• _Written exercise_
Skip all pictures, then print the remaining material exactly.

(Records from a data collection)

==========

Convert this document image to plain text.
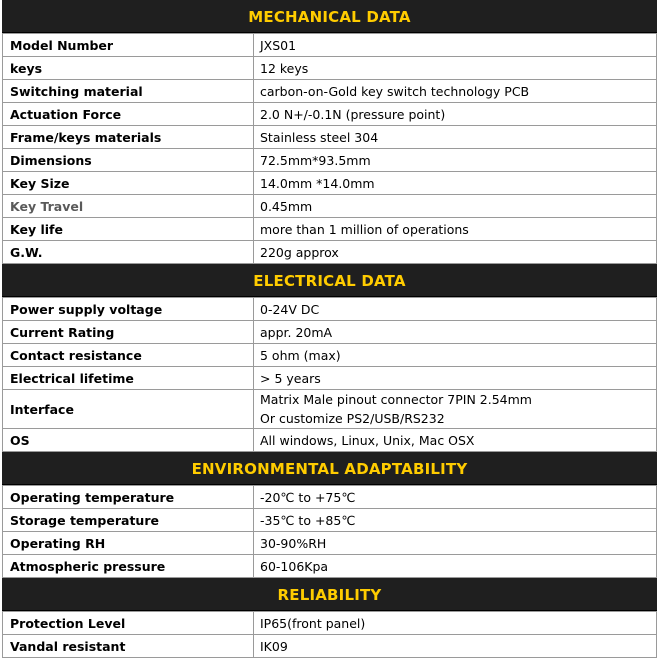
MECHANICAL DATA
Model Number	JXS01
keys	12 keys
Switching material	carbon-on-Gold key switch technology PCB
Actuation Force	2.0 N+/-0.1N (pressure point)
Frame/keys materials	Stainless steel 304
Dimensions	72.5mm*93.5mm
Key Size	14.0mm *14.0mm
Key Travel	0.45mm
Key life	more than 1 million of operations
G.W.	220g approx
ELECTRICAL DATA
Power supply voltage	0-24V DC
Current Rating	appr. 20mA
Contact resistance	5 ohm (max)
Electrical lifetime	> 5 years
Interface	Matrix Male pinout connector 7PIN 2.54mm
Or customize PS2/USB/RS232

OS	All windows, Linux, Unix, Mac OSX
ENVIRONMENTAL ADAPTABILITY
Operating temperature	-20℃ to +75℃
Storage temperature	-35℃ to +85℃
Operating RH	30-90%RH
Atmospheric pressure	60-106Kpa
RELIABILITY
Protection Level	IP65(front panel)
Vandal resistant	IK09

==========

• _Written answer_
Convert this document image to plain text.
MECHANICAL DATA
Model Number	JXS01
keys	12 keys
Switching material	carbon-on-Gold key switch technology PCB
Actuation Force	2.0 N+/-0.1N (pressure point)
Frame/keys materials	Stainless steel 304
Dimensions	72.5mm*93.5mm
Key Size	14.0mm *14.0mm
Key Travel	0.45mm
Key life	more than 1 million of operations
G.W.	220g approx
ELECTRICAL DATA
Power supply voltage	0-24V DC
Current Rating	appr. 20mA
Contact resistance	5 ohm (max)
Electrical lifetime	> 5 years
Interface	Matrix Male pinout connector 7PIN 2.54mm
Or customize PS2/USB/RS232

OS	All windows, Linux, Unix, Mac OSX
ENVIRONMENTAL ADAPTABILITY
Operating temperature	-20℃ to +75℃
Storage temperature	-35℃ to +85℃
Operating RH	30-90%RH
Atmospheric pressure	60-106Kpa
RELIABILITY
Protection Level	IP65(front panel)
Vandal resistant	IK09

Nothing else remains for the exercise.